### THE PROBLEM
Print every entry exactly as written.

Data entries
-----

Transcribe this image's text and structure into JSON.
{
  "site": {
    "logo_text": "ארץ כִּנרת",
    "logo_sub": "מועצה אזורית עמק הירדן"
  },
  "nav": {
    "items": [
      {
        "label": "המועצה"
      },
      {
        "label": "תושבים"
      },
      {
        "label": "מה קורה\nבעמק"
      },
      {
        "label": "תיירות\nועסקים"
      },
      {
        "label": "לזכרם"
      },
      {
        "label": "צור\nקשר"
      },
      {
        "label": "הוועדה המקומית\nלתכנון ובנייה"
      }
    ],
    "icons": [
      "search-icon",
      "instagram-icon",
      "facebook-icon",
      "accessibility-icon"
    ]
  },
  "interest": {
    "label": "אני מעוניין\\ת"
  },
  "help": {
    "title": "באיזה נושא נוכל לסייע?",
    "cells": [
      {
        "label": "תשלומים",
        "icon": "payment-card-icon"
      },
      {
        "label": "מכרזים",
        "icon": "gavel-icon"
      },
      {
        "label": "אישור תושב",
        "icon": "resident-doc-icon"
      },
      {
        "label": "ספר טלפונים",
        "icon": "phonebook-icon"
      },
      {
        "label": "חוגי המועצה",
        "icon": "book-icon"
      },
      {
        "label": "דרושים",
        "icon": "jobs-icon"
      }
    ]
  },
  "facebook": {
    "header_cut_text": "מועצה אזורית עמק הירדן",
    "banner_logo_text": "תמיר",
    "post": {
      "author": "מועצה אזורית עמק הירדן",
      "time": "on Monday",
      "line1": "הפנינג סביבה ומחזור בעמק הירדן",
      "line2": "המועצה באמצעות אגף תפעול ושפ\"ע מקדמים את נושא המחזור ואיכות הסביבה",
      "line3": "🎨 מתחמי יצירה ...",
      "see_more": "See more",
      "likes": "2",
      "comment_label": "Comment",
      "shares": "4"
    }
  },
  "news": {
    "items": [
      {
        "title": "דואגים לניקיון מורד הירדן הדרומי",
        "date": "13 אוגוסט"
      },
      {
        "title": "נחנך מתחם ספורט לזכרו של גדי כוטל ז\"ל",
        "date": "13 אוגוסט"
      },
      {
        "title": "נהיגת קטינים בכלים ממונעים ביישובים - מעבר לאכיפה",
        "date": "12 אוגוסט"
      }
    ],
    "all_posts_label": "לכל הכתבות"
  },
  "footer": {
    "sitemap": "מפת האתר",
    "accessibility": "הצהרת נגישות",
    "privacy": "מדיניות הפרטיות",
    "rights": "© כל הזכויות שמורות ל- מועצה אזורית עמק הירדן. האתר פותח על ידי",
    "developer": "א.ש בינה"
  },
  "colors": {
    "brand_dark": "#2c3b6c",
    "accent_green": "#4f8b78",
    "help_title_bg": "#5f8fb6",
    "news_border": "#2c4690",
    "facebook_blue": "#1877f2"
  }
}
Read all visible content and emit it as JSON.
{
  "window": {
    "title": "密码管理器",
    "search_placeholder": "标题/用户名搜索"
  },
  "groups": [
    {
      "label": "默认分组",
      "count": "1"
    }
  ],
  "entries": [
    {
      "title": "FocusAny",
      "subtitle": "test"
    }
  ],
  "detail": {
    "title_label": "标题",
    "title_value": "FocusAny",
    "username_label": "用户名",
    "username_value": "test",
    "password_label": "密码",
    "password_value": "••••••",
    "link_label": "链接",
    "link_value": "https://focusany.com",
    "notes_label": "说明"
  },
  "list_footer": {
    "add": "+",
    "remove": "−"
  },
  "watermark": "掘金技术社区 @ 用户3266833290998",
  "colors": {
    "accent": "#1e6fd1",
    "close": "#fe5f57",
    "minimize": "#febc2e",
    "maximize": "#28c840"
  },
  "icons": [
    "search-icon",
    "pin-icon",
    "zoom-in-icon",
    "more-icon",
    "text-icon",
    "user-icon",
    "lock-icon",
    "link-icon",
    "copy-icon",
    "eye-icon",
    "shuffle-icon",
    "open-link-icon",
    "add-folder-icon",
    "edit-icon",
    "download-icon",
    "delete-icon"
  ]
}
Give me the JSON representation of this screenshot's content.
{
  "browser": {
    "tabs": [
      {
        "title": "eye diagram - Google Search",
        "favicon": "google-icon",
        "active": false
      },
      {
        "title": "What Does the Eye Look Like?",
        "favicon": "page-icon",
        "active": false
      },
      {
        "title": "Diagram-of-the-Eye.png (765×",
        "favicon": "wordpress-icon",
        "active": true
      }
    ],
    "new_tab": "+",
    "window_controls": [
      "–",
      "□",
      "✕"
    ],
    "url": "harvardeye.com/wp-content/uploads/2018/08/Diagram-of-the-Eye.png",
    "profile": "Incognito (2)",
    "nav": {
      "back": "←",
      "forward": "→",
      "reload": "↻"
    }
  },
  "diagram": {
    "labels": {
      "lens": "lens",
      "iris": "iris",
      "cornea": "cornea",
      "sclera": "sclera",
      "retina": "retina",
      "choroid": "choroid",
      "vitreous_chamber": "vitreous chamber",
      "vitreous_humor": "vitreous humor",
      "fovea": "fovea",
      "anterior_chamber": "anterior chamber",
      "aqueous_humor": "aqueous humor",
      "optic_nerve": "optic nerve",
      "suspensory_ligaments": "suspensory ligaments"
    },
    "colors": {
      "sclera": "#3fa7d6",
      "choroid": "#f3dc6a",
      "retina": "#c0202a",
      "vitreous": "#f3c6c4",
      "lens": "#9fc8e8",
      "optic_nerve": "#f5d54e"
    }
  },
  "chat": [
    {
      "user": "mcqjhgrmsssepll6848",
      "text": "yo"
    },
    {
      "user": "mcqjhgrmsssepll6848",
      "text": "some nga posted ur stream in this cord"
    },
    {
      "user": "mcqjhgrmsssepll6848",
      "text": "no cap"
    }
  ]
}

-----

### WORKED SOLUTION
Transcribe this image's text and structure into JSON.
{
  "site": {
    "logo_text": "ארץ כִּנרת",
    "logo_sub": "מועצה אזורית עמק הירדן"
  },
  "nav": {
    "items": [
      {
        "label": "המועצה"
      },
      {
        "label": "תושבים"
      },
      {
        "label": "מה קורה\nבעמק"
      },
      {
        "label": "תיירות\nועסקים"
      },
      {
        "label": "לזכרם"
      },
      {
        "label": "צור\nקשר"
      },
      {
        "label": "הוועדה המקומית\nלתכנון ובנייה"
      }
    ],
    "icons": [
      "search-icon",
      "instagram-icon",
      "facebook-icon",
      "accessibility-icon"
    ]
  },
  "interest": {
    "label": "אני מעוניין\\ת"
  },
  "help": {
    "title": "באיזה נושא נוכל לסייע?",
    "cells": [
      {
        "label": "תשלומים",
        "icon": "payment-card-icon"
      },
      {
        "label": "מכרזים",
        "icon": "gavel-icon"
      },
      {
        "label": "אישור תושב",
        "icon": "resident-doc-icon"
      },
      {
        "label": "ספר טלפונים",
        "icon": "phonebook-icon"
      },
      {
        "label": "חוגי המועצה",
        "icon": "book-icon"
      },
      {
        "label": "דרושים",
        "icon": "jobs-icon"
      }
    ]
  },
  "facebook": {
    "header_cut_text": "מועצה אזורית עמק הירדן",
    "banner_logo_text": "תמיר",
    "post": {
      "author": "מועצה אזורית עמק הירדן",
      "time": "on Monday",
      "line1": "הפנינג סביבה ומחזור בעמק הירדן",
      "line2": "המועצה באמצעות אגף תפעול ושפ\"ע מקדמים את נושא המחזור ואיכות הסביבה",
      "line3": "🎨 מתחמי יצירה ...",
      "see_more": "See more",
      "likes": "2",
      "comment_label": "Comment",
      "shares": "4"
    }
  },
  "news": {
    "items": [
      {
        "title": "דואגים לניקיון מורד הירדן הדרומי",
        "date": "13 אוגוסט"
      },
      {
        "title": "נחנך מתחם ספורט לזכרו של גדי כוטל ז\"ל",
        "date": "13 אוגוסט"
      },
      {
        "title": "נהיגת קטינים בכלים ממונעים ביישובים - מעבר לאכיפה",
        "date": "12 אוגוסט"
      }
    ],
    "all_posts_label": "לכל הכתבות"
  },
  "footer": {
    "sitemap": "מפת האתר",
    "accessibility": "הצהרת נגישות",
    "privacy": "מדיניות הפרטיות",
    "rights": "© כל הזכויות שמורות ל- מועצה אזורית עמק הירדן. האתר פותח על ידי",
    "developer": "א.ש בינה"
  },
  "colors": {
    "brand_dark": "#2c3b6c",
    "accent_green": "#4f8b78",
    "help_title_bg": "#5f8fb6",
    "news_border": "#2c4690",
    "facebook_blue": "#1877f2"
  }
}
Read all visible content and emit it as JSON.
{
  "window": {
    "title": "密码管理器",
    "search_placeholder": "标题/用户名搜索"
  },
  "groups": [
    {
      "label": "默认分组",
      "count": "1"
    }
  ],
  "entries": [
    {
      "title": "FocusAny",
      "subtitle": "test"
    }
  ],
  "detail": {
    "title_label": "标题",
    "title_value": "FocusAny",
    "username_label": "用户名",
    "username_value": "test",
    "password_label": "密码",
    "password_value": "••••••",
    "link_label": "链接",
    "link_value": "https://focusany.com",
    "notes_label": "说明"
  },
  "list_footer": {
    "add": "+",
    "remove": "−"
  },
  "watermark": "掘金技术社区 @ 用户3266833290998",
  "colors": {
    "accent": "#1e6fd1",
    "close": "#fe5f57",
    "minimize": "#febc2e",
    "maximize": "#28c840"
  },
  "icons": [
    "search-icon",
    "pin-icon",
    "zoom-in-icon",
    "more-icon",
    "text-icon",
    "user-icon",
    "lock-icon",
    "link-icon",
    "copy-icon",
    "eye-icon",
    "shuffle-icon",
    "open-link-icon",
    "add-folder-icon",
    "edit-icon",
    "download-icon",
    "delete-icon"
  ]
}
Give me the JSON representation of this screenshot's content.
{
  "browser": {
    "tabs": [
      {
        "title": "eye diagram - Google Search",
        "favicon": "google-icon",
        "active": false
      },
      {
        "title": "What Does the Eye Look Like?",
        "favicon": "page-icon",
        "active": false
      },
      {
        "title": "Diagram-of-the-Eye.png (765×",
        "favicon": "wordpress-icon",
        "active": true
      }
    ],
    "new_tab": "+",
    "window_controls": [
      "–",
      "□",
      "✕"
    ],
    "url": "harvardeye.com/wp-content/uploads/2018/08/Diagram-of-the-Eye.png",
    "profile": "Incognito (2)",
    "nav": {
      "back": "←",
      "forward": "→",
      "reload": "↻"
    }
  },
  "diagram": {
    "labels": {
      "lens": "lens",
      "iris": "iris",
      "cornea": "cornea",
      "sclera": "sclera",
      "retina": "retina",
      "choroid": "choroid",
      "vitreous_chamber": "vitreous chamber",
      "vitreous_humor": "vitreous humor",
      "fovea": "fovea",
      "anterior_chamber": "anterior chamber",
      "aqueous_humor": "aqueous humor",
      "optic_nerve": "optic nerve",
      "suspensory_ligaments": "suspensory ligaments"
    },
    "colors": {
      "sclera": "#3fa7d6",
      "choroid": "#f3dc6a",
      "retina": "#c0202a",
      "vitreous": "#f3c6c4",
      "lens": "#9fc8e8",
      "optic_nerve": "#f5d54e"
    }
  },
  "chat": [
    {
      "user": "mcqjhgrmsssepll6848",
      "text": "yo"
    },
    {
      "user": "mcqjhgrmsssepll6848",
      "text": "some nga posted ur stream in this cord"
    },
    {
      "user": "mcqjhgrmsssepll6848",
      "text": "no cap"
    }
  ]
}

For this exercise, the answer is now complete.